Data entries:

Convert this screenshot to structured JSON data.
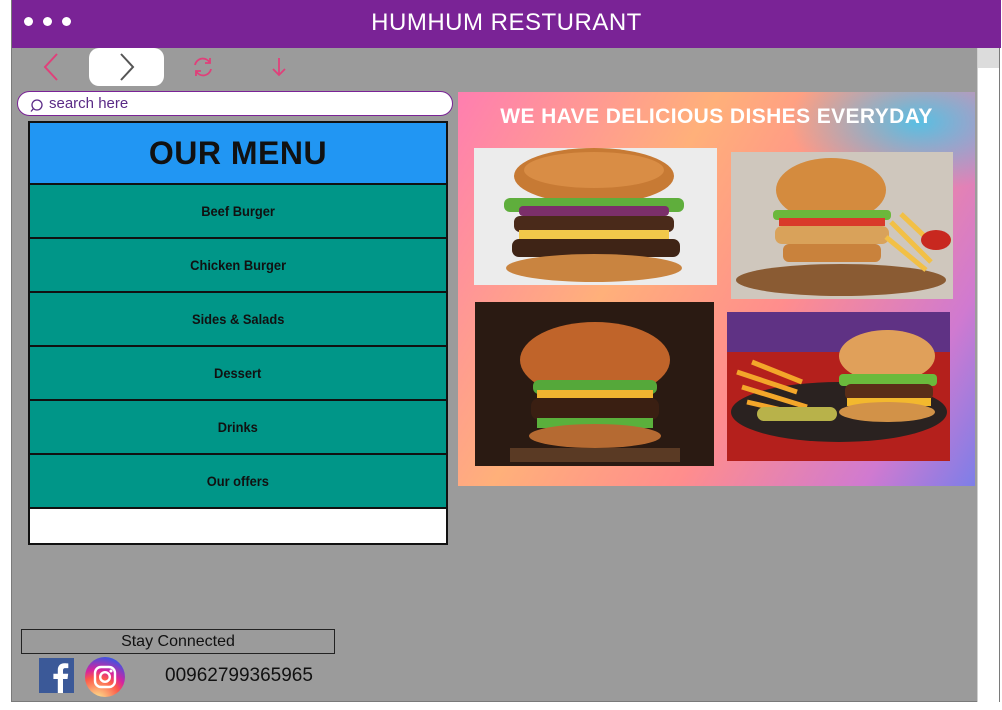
{
  "window": {
    "title": "HUMHUM RESTURANT"
  },
  "toolbar": {
    "back_icon": "chevron-left-icon",
    "forward_icon": "chevron-right-icon",
    "refresh_icon": "refresh-icon",
    "download_icon": "arrow-down-icon",
    "accent_color": "#e0407a"
  },
  "search": {
    "placeholder": "search here",
    "icon": "search-icon"
  },
  "menu": {
    "title": "OUR MENU",
    "items": [
      {
        "label": "Beef Burger"
      },
      {
        "label": "Chicken Burger"
      },
      {
        "label": "Sides & Salads"
      },
      {
        "label": "Dessert"
      },
      {
        "label": "Drinks"
      },
      {
        "label": "Our offers"
      }
    ]
  },
  "promo": {
    "heading": "WE HAVE DELICIOUS DISHES EVERYDAY",
    "images": [
      "double-cheeseburger",
      "chicken-burger-with-fries",
      "beef-burger-dark-background",
      "burger-with-fries-plate"
    ]
  },
  "footer": {
    "stay_connected": "Stay Connected",
    "phone": "00962799365965",
    "social": [
      "facebook-icon",
      "instagram-icon"
    ]
  },
  "colors": {
    "titlebar": "#7a2396",
    "menu_header": "#2196f3",
    "menu_item": "#009688",
    "window_bg": "#9b9b9b"
  }
}
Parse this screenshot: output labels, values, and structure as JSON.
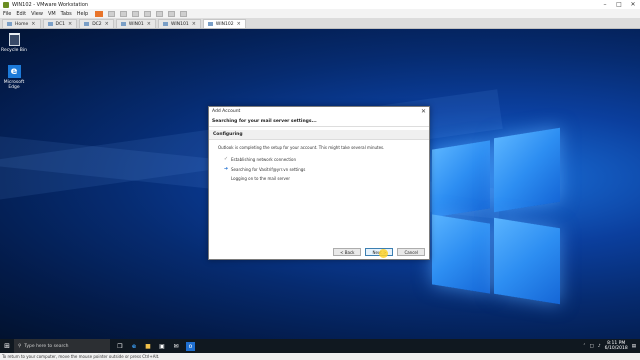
{
  "vmware": {
    "title": "WIN102 - VMware Workstation",
    "menu": [
      "File",
      "Edit",
      "View",
      "VM",
      "Tabs",
      "Help"
    ],
    "tabs": [
      {
        "label": "Home",
        "active": false
      },
      {
        "label": "DC1",
        "active": false
      },
      {
        "label": "DC2",
        "active": false
      },
      {
        "label": "WIN01",
        "active": false
      },
      {
        "label": "WIN101",
        "active": false
      },
      {
        "label": "WIN102",
        "active": true
      }
    ],
    "status_text": "To return to your computer, move the mouse pointer outside or press Ctrl+Alt."
  },
  "desktop": {
    "icons": [
      {
        "label": "Recycle Bin",
        "icon": "recycle-bin-icon"
      },
      {
        "label": "Microsoft Edge",
        "icon": "edge-icon"
      }
    ]
  },
  "dialog": {
    "title": "Add Account",
    "heading": "Searching for your mail server settings...",
    "section": "Configuring",
    "description": "Outlook is completing the setup for your account. This might take several minutes.",
    "steps": [
      {
        "label": "Establishing network connection",
        "state": "done"
      },
      {
        "label": "Searching for Vasitrif@yrr.vn settings",
        "state": "current"
      },
      {
        "label": "Logging on to the mail server",
        "state": "pending"
      }
    ],
    "buttons": {
      "back": "< Back",
      "next": "Next >",
      "cancel": "Cancel"
    }
  },
  "taskbar": {
    "search_placeholder": "Type here to search",
    "time": "8:11 PM",
    "date": "6/10/2018"
  },
  "colors": {
    "accent": "#1f6fd1",
    "pause": "#e8742a",
    "desktop": "#0b3f9e"
  }
}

**WHAT TO PRODUCE**
Transcribe the listing in full. Omit the pictures and keep every line exact.

**FULL SOLUTION**
Convert this screenshot to structured JSON data.
{
  "window": {
    "title": "HUMHUM RESTURANT"
  },
  "toolbar": {
    "back_icon": "chevron-left-icon",
    "forward_icon": "chevron-right-icon",
    "refresh_icon": "refresh-icon",
    "download_icon": "arrow-down-icon",
    "accent_color": "#e0407a"
  },
  "search": {
    "placeholder": "search here",
    "icon": "search-icon"
  },
  "menu": {
    "title": "OUR MENU",
    "items": [
      {
        "label": "Beef Burger"
      },
      {
        "label": "Chicken Burger"
      },
      {
        "label": "Sides & Salads"
      },
      {
        "label": "Dessert"
      },
      {
        "label": "Drinks"
      },
      {
        "label": "Our offers"
      }
    ]
  },
  "promo": {
    "heading": "WE HAVE DELICIOUS DISHES EVERYDAY",
    "images": [
      "double-cheeseburger",
      "chicken-burger-with-fries",
      "beef-burger-dark-background",
      "burger-with-fries-plate"
    ]
  },
  "footer": {
    "stay_connected": "Stay Connected",
    "phone": "00962799365965",
    "social": [
      "facebook-icon",
      "instagram-icon"
    ]
  },
  "colors": {
    "titlebar": "#7a2396",
    "menu_header": "#2196f3",
    "menu_item": "#009688",
    "window_bg": "#9b9b9b"
  }
}
Parse this screenshot: output labels, values, and structure as JSON.
{
  "vmware": {
    "title": "WIN102 - VMware Workstation",
    "menu": [
      "File",
      "Edit",
      "View",
      "VM",
      "Tabs",
      "Help"
    ],
    "tabs": [
      {
        "label": "Home",
        "active": false
      },
      {
        "label": "DC1",
        "active": false
      },
      {
        "label": "DC2",
        "active": false
      },
      {
        "label": "WIN01",
        "active": false
      },
      {
        "label": "WIN101",
        "active": false
      },
      {
        "label": "WIN102",
        "active": true
      }
    ],
    "status_text": "To return to your computer, move the mouse pointer outside or press Ctrl+Alt."
  },
  "desktop": {
    "icons": [
      {
        "label": "Recycle Bin",
        "icon": "recycle-bin-icon"
      },
      {
        "label": "Microsoft Edge",
        "icon": "edge-icon"
      }
    ]
  },
  "dialog": {
    "title": "Add Account",
    "heading": "Searching for your mail server settings...",
    "section": "Configuring",
    "description": "Outlook is completing the setup for your account. This might take several minutes.",
    "steps": [
      {
        "label": "Establishing network connection",
        "state": "done"
      },
      {
        "label": "Searching for Vasitrif@yrr.vn settings",
        "state": "current"
      },
      {
        "label": "Logging on to the mail server",
        "state": "pending"
      }
    ],
    "buttons": {
      "back": "< Back",
      "next": "Next >",
      "cancel": "Cancel"
    }
  },
  "taskbar": {
    "search_placeholder": "Type here to search",
    "time": "8:11 PM",
    "date": "6/10/2018"
  },
  "colors": {
    "accent": "#1f6fd1",
    "pause": "#e8742a",
    "desktop": "#0b3f9e"
  }
}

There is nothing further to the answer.